AIM OF THE EXERCISE:
Reproduce the listing exactly, with no pictures in your copy.

SUPPLIED MATERIAL:
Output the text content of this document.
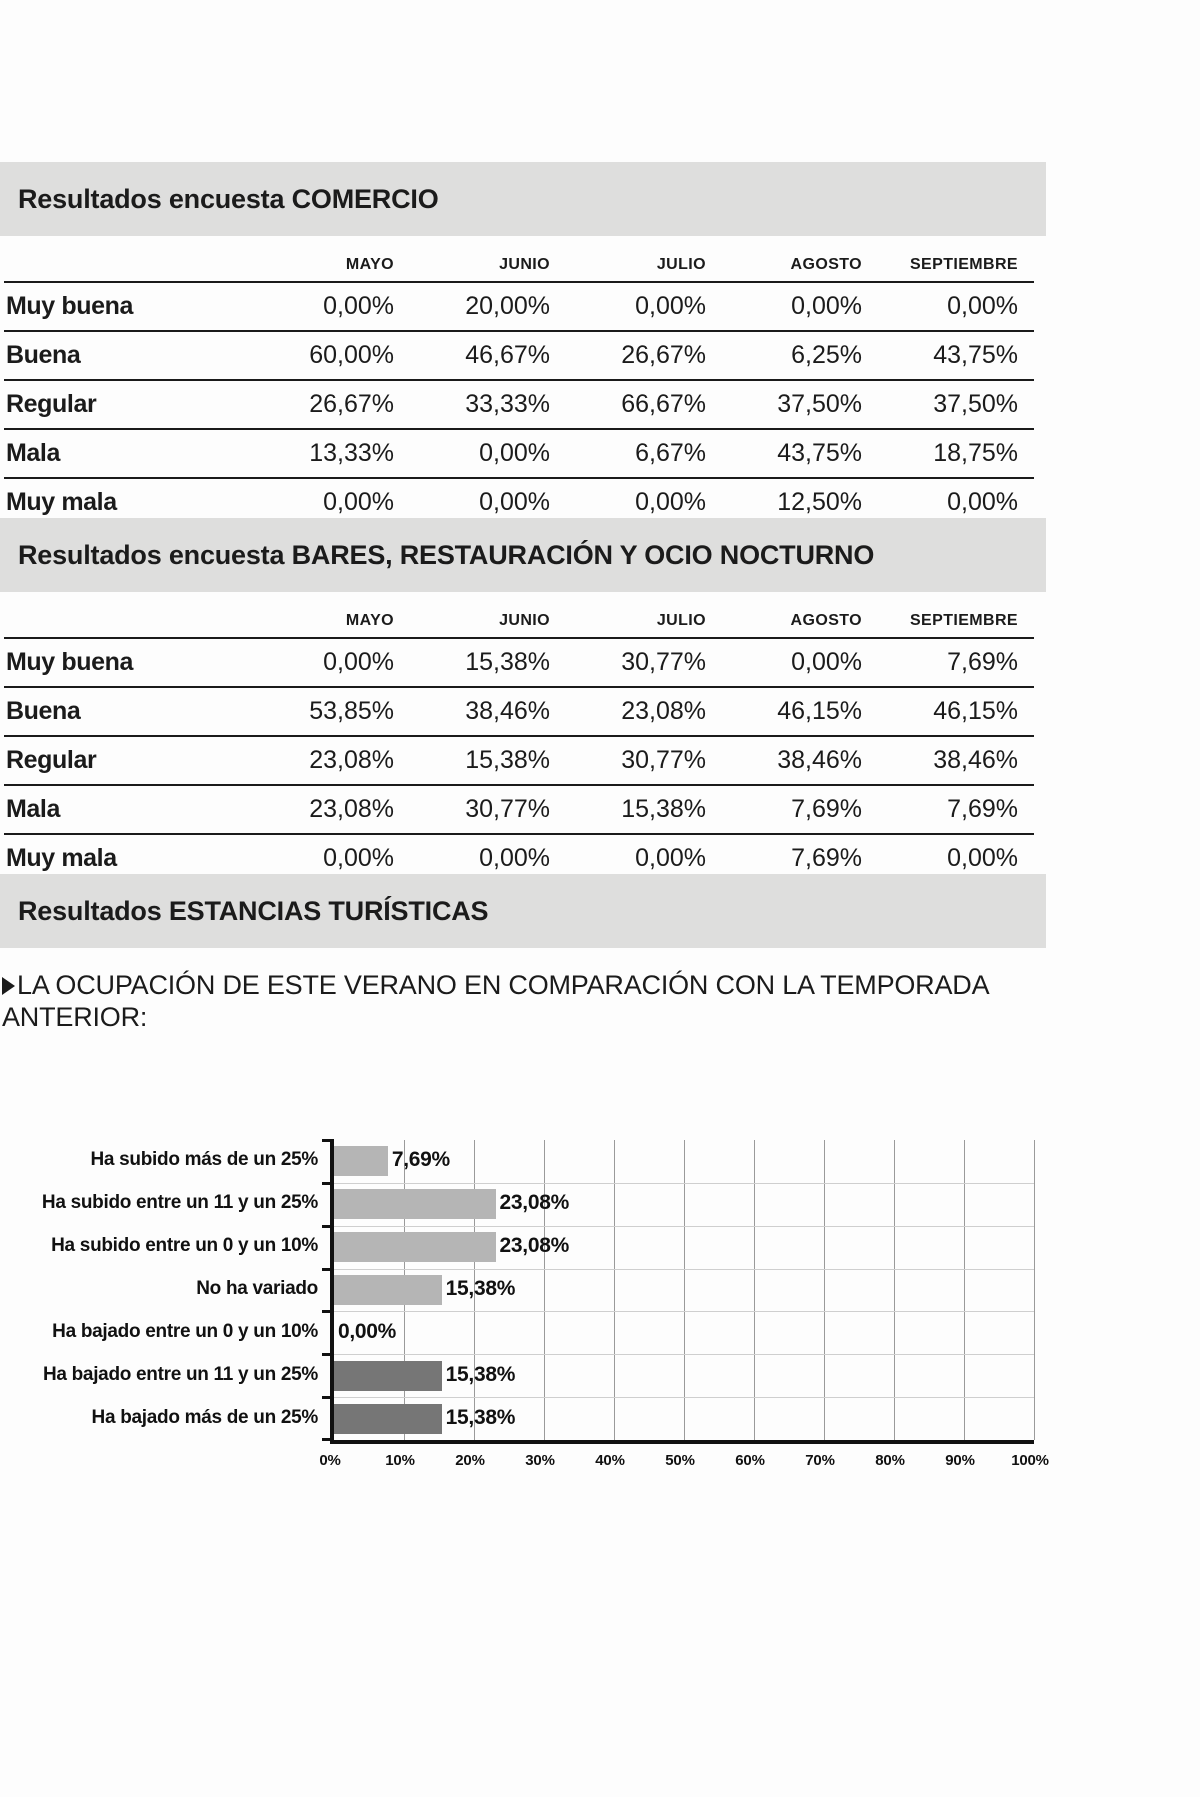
Resultados encuesta COMERCIO
	MAYO	JUNIO	JULIO	AGOSTO	SEPTIEMBRE
Muy buena	0,00%	20,00%	0,00%	0,00%	0,00%
Buena	60,00%	46,67%	26,67%	6,25%	43,75%
Regular	26,67%	33,33%	66,67%	37,50%	37,50%
Mala	13,33%	0,00%	6,67%	43,75%	18,75%
Muy mala	0,00%	0,00%	0,00%	12,50%	0,00%
Resultados encuesta BARES, RESTAURACIÓN Y OCIO NOCTURNO
	MAYO	JUNIO	JULIO	AGOSTO	SEPTIEMBRE
Muy buena	0,00%	15,38%	30,77%	0,00%	7,69%
Buena	53,85%	38,46%	23,08%	46,15%	46,15%
Regular	23,08%	15,38%	30,77%	38,46%	38,46%
Mala	23,08%	30,77%	15,38%	7,69%	7,69%
Muy mala	0,00%	0,00%	0,00%	7,69%	0,00%
Resultados ESTANCIAS TURÍSTICAS
LA OCUPACIÓN DE ESTE VERANO EN COMPARACIÓN CON LA TEMPORADA ANTERIOR:
0%	10%	20%	30%	40%	50%	60%	70%	80%	90%	100%
Ha subido más de un 25%	7,69%
Ha subido entre un 11 y un 25%	23,08%
Ha subido entre un 0 y un 10%	23,08%
No ha variado	15,38%
Ha bajado entre un 0 y un 10% 0,00%
Ha bajado entre un 11 y un 25%	15,38%
Ha bajado más de un 25%	15,38%
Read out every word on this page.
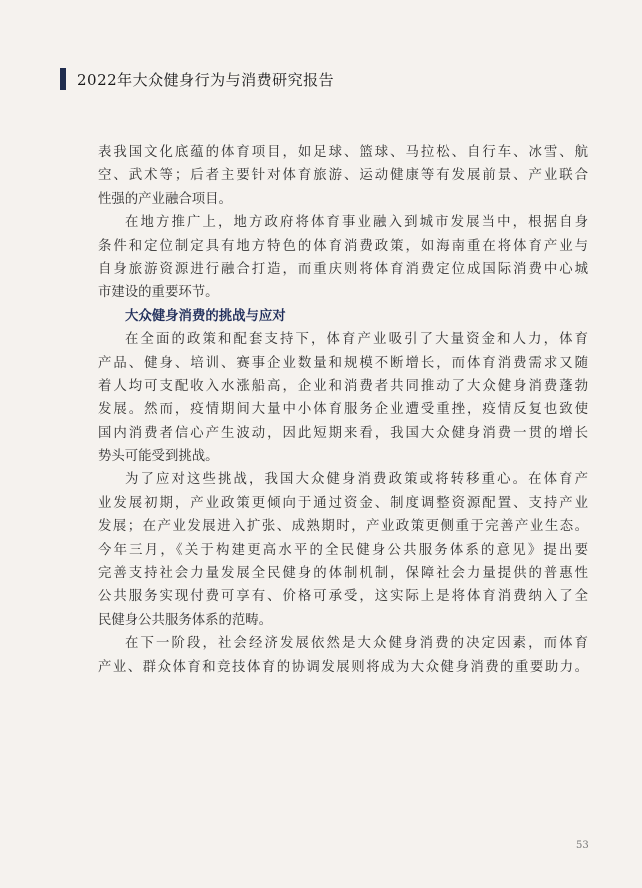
2022年大众健身行为与消费研究报告
表我国文化底蕴的体育项目，如足球、篮球、马拉松、自行车、冰雪、航
空、武术等；后者主要针对体育旅游、运动健康等有发展前景、产业联合
性强的产业融合项目。
在地方推广上，地方政府将体育事业融入到城市发展当中，根据自身
条件和定位制定具有地方特色的体育消费政策，如海南重在将体育产业与
自身旅游资源进行融合打造，而重庆则将体育消费定位成国际消费中心城
市建设的重要环节。
大众健身消费的挑战与应对
在全面的政策和配套支持下，体育产业吸引了大量资金和人力，体育
产品、健身、培训、赛事企业数量和规模不断增长，而体育消费需求又随
着人均可支配收入水涨船高，企业和消费者共同推动了大众健身消费蓬勃
发展。然而，疫情期间大量中小体育服务企业遭受重挫，疫情反复也致使
国内消费者信心产生波动，因此短期来看，我国大众健身消费一贯的增长
势头可能受到挑战。
为了应对这些挑战，我国大众健身消费政策或将转移重心。在体育产
业发展初期，产业政策更倾向于通过资金、制度调整资源配置、支持产业
发展；在产业发展进入扩张、成熟期时，产业政策更侧重于完善产业生态。
今年三月，《关于构建更高水平的全民健身公共服务体系的意见》提出要
完善支持社会力量发展全民健身的体制机制，保障社会力量提供的普惠性
公共服务实现付费可享有、价格可承受，这实际上是将体育消费纳入了全
民健身公共服务体系的范畴。
在下一阶段，社会经济发展依然是大众健身消费的决定因素，而体育
产业、群众体育和竞技体育的协调发展则将成为大众健身消费的重要助力。
53
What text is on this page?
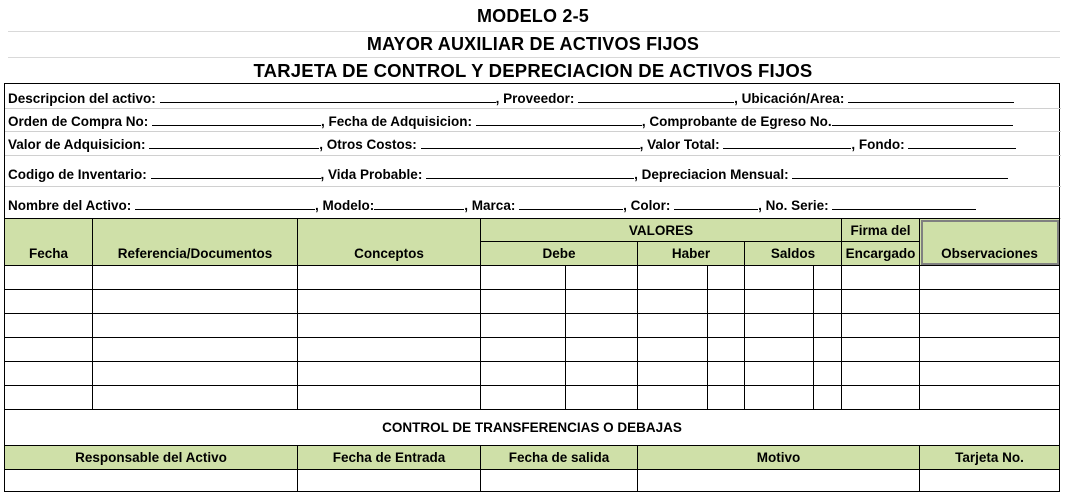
MODELO 2-5
MAYOR AUXILIAR DE ACTIVOS FIJOS
TARJETA DE CONTROL Y DEPRECIACION DE ACTIVOS FIJOS
Descripcion del activo:	, Proveedor:	, Ubicación/Area:
Orden de Compra No:	, Fecha de Adquisicion:	, Comprobante de Egreso No.
Valor de Adquisicion:	, Otros Costos:	, Valor Total:	, Fondo:
Codigo de Inventario:	, Vida Probable:	, Depreciacion Mensual:
Nombre del Activo:	, Modelo:	, Marca:	, Color:	, No. Serie:
Fecha	Referencia/Documentos	Conceptos	VALORES						Firma del	Observaciones
			Debe		Haber		Saldos		Encargado	

CONTROL DE TRANSFERENCIAS O DEBAJAS				
Responsable del Activo	Fecha de Entrada	Fecha de salida	Motivo	Tarjeta No.
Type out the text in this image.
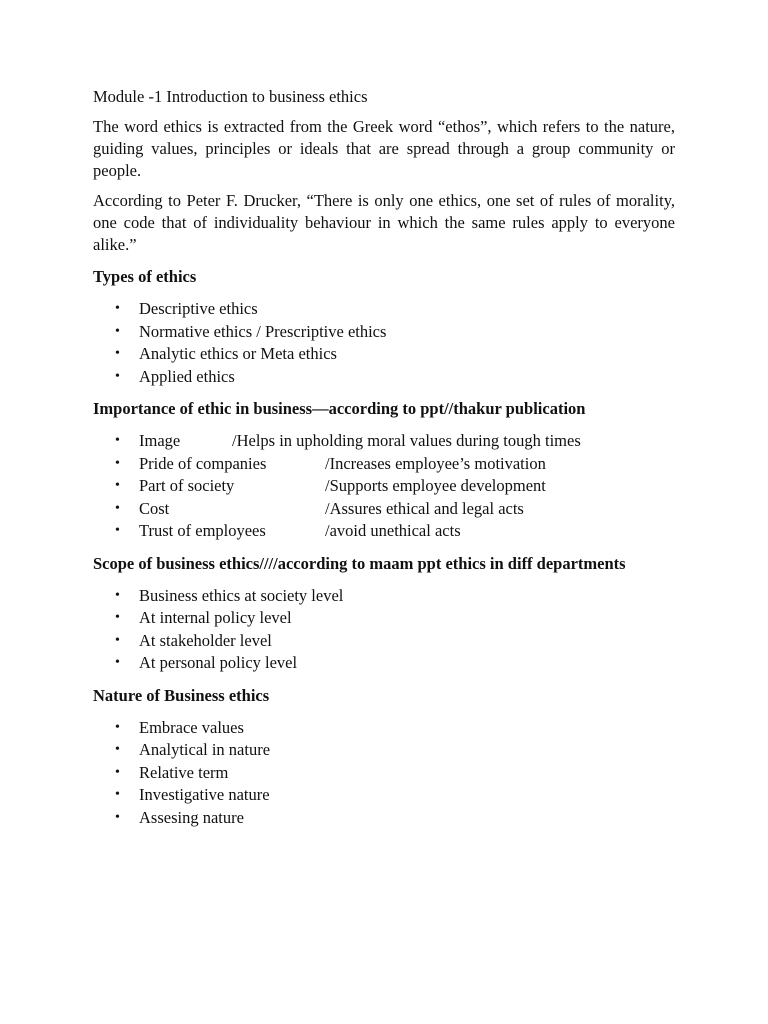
Module -1 Introduction to business ethics
The word ethics is extracted from the Greek word “ethos”, which refers to the nature, guiding values, principles or ideals that are spread through a group community or people.
According to Peter F. Drucker, “There is only one ethics, one set of rules of morality, one code that of individuality behaviour in which the same rules apply to everyone alike.”
Types of ethics
• Descriptive ethics
• Normative ethics / Prescriptive ethics
• Analytic ethics or Meta ethics
• Applied ethics
Importance of ethic in business—according to ppt//thakur publication
• Image	/Helps in upholding moral values during tough times
• Pride of companies	/Increases employee’s motivation
• Part of society	/Supports employee development
• Cost	/Assures ethical and legal acts
• Trust of employees	/avoid unethical acts
Scope of business ethics////according to maam ppt ethics in diff departments
• Business ethics at society level
• At internal policy level
• At stakeholder level
• At personal policy level
Nature of Business ethics
• Embrace values
• Analytical in nature
• Relative term
• Investigative nature
• Assesing nature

SOLUTION TO THIS TASK:
Output the text content of this document.
Resultados encuesta COMERCIO
	MAYO	JUNIO	JULIO	AGOSTO	SEPTIEMBRE
Muy buena	0,00%	20,00%	0,00%	0,00%	0,00%
Buena	60,00%	46,67%	26,67%	6,25%	43,75%
Regular	26,67%	33,33%	66,67%	37,50%	37,50%
Mala	13,33%	0,00%	6,67%	43,75%	18,75%
Muy mala	0,00%	0,00%	0,00%	12,50%	0,00%
Resultados encuesta BARES, RESTAURACIÓN Y OCIO NOCTURNO
	MAYO	JUNIO	JULIO	AGOSTO	SEPTIEMBRE
Muy buena	0,00%	15,38%	30,77%	0,00%	7,69%
Buena	53,85%	38,46%	23,08%	46,15%	46,15%
Regular	23,08%	15,38%	30,77%	38,46%	38,46%
Mala	23,08%	30,77%	15,38%	7,69%	7,69%
Muy mala	0,00%	0,00%	0,00%	7,69%	0,00%
Resultados ESTANCIAS TURÍSTICAS
LA OCUPACIÓN DE ESTE VERANO EN COMPARACIÓN CON LA TEMPORADA ANTERIOR:
0%	10%	20%	30%	40%	50%	60%	70%	80%	90%	100%
Ha subido más de un 25%	7,69%
Ha subido entre un 11 y un 25%	23,08%
Ha subido entre un 0 y un 10%	23,08%
No ha variado	15,38%
Ha bajado entre un 0 y un 10% 0,00%
Ha bajado entre un 11 y un 25%	15,38%
Ha bajado más de un 25%	15,38%
Read out every word on this page.
2022年大众健身行为与消费研究报告
表我国文化底蕴的体育项目，如足球、篮球、马拉松、自行车、冰雪、航
空、武术等；后者主要针对体育旅游、运动健康等有发展前景、产业联合
性强的产业融合项目。
在地方推广上，地方政府将体育事业融入到城市发展当中，根据自身
条件和定位制定具有地方特色的体育消费政策，如海南重在将体育产业与
自身旅游资源进行融合打造，而重庆则将体育消费定位成国际消费中心城
市建设的重要环节。
大众健身消费的挑战与应对
在全面的政策和配套支持下，体育产业吸引了大量资金和人力，体育
产品、健身、培训、赛事企业数量和规模不断增长，而体育消费需求又随
着人均可支配收入水涨船高，企业和消费者共同推动了大众健身消费蓬勃
发展。然而，疫情期间大量中小体育服务企业遭受重挫，疫情反复也致使
国内消费者信心产生波动，因此短期来看，我国大众健身消费一贯的增长
势头可能受到挑战。
为了应对这些挑战，我国大众健身消费政策或将转移重心。在体育产
业发展初期，产业政策更倾向于通过资金、制度调整资源配置、支持产业
发展；在产业发展进入扩张、成熟期时，产业政策更侧重于完善产业生态。
今年三月，《关于构建更高水平的全民健身公共服务体系的意见》提出要
完善支持社会力量发展全民健身的体制机制，保障社会力量提供的普惠性
公共服务实现付费可享有、价格可承受，这实际上是将体育消费纳入了全
民健身公共服务体系的范畴。
在下一阶段，社会经济发展依然是大众健身消费的决定因素，而体育
产业、群众体育和竞技体育的协调发展则将成为大众健身消费的重要助力。
53
What text is on this page?
MODELO 2-5
MAYOR AUXILIAR DE ACTIVOS FIJOS
TARJETA DE CONTROL Y DEPRECIACION DE ACTIVOS FIJOS
Descripcion del activo:	, Proveedor:	, Ubicación/Area:
Orden de Compra No:	, Fecha de Adquisicion:	, Comprobante de Egreso No.
Valor de Adquisicion:	, Otros Costos:	, Valor Total:	, Fondo:
Codigo de Inventario:	, Vida Probable:	, Depreciacion Mensual:
Nombre del Activo:	, Modelo:	, Marca:	, Color:	, No. Serie:
Fecha	Referencia/Documentos	Conceptos	VALORES						Firma del	Observaciones
			Debe		Haber		Saldos		Encargado	

CONTROL DE TRANSFERENCIAS O DEBAJAS				
Responsable del Activo	Fecha de Entrada	Fecha de salida	Motivo	Tarjeta No.
Type out the text in this image.
Module -1 Introduction to business ethics
The word ethics is extracted from the Greek word “ethos”, which refers to the nature, guiding values, principles or ideals that are spread through a group community or people.
According to Peter F. Drucker, “There is only one ethics, one set of rules of morality, one code that of individuality behaviour in which the same rules apply to everyone alike.”
Types of ethics
• Descriptive ethics
• Normative ethics / Prescriptive ethics
• Analytic ethics or Meta ethics
• Applied ethics
Importance of ethic in business—according to ppt//thakur publication
• Image	/Helps in upholding moral values during tough times
• Pride of companies	/Increases employee’s motivation
• Part of society	/Supports employee development
• Cost	/Assures ethical and legal acts
• Trust of employees	/avoid unethical acts
Scope of business ethics////according to maam ppt ethics in diff departments
• Business ethics at society level
• At internal policy level
• At stakeholder level
• At personal policy level
Nature of Business ethics
• Embrace values
• Analytical in nature
• Relative term
• Investigative nature
• Assesing nature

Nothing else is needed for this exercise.